Task statement:
Reproduce all the entries precisely.

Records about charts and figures
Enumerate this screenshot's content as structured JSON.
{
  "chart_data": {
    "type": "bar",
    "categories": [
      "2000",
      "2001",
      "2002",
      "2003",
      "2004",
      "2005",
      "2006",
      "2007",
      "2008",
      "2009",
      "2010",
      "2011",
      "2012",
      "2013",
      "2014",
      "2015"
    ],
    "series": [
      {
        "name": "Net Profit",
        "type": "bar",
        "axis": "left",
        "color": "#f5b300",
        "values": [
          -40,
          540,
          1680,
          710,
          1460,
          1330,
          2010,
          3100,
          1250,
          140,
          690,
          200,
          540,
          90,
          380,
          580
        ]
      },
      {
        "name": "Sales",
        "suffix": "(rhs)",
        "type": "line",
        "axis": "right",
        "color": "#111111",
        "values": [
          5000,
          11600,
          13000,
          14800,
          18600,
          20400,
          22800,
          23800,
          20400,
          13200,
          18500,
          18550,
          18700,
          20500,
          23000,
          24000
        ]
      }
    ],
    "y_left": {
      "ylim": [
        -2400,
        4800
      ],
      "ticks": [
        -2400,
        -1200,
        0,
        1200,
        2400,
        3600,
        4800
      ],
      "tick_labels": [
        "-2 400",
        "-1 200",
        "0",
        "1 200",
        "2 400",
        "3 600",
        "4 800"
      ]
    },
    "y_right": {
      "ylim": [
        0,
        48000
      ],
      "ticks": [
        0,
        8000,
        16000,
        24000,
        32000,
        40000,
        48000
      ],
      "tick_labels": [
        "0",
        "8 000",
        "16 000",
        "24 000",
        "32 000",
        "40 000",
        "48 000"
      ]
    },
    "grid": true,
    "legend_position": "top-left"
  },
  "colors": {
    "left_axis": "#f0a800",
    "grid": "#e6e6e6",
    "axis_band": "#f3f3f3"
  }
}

Finished exercise:
Enumerate this screenshot's content as structured JSON.
{
  "chart_data": {
    "type": "bar",
    "categories": [
      "2000",
      "2001",
      "2002",
      "2003",
      "2004",
      "2005",
      "2006",
      "2007",
      "2008",
      "2009",
      "2010",
      "2011",
      "2012",
      "2013",
      "2014",
      "2015"
    ],
    "series": [
      {
        "name": "Net Profit",
        "type": "bar",
        "axis": "left",
        "color": "#f5b300",
        "values": [
          -40,
          540,
          1680,
          710,
          1460,
          1330,
          2010,
          3100,
          1250,
          140,
          690,
          200,
          540,
          90,
          380,
          580
        ]
      },
      {
        "name": "Sales",
        "suffix": "(rhs)",
        "type": "line",
        "axis": "right",
        "color": "#111111",
        "values": [
          5000,
          11600,
          13000,
          14800,
          18600,
          20400,
          22800,
          23800,
          20400,
          13200,
          18500,
          18550,
          18700,
          20500,
          23000,
          24000
        ]
      }
    ],
    "y_left": {
      "ylim": [
        -2400,
        4800
      ],
      "ticks": [
        -2400,
        -1200,
        0,
        1200,
        2400,
        3600,
        4800
      ],
      "tick_labels": [
        "-2 400",
        "-1 200",
        "0",
        "1 200",
        "2 400",
        "3 600",
        "4 800"
      ]
    },
    "y_right": {
      "ylim": [
        0,
        48000
      ],
      "ticks": [
        0,
        8000,
        16000,
        24000,
        32000,
        40000,
        48000
      ],
      "tick_labels": [
        "0",
        "8 000",
        "16 000",
        "24 000",
        "32 000",
        "40 000",
        "48 000"
      ]
    },
    "grid": true,
    "legend_position": "top-left"
  },
  "colors": {
    "left_axis": "#f0a800",
    "grid": "#e6e6e6",
    "axis_band": "#f3f3f3"
  }
}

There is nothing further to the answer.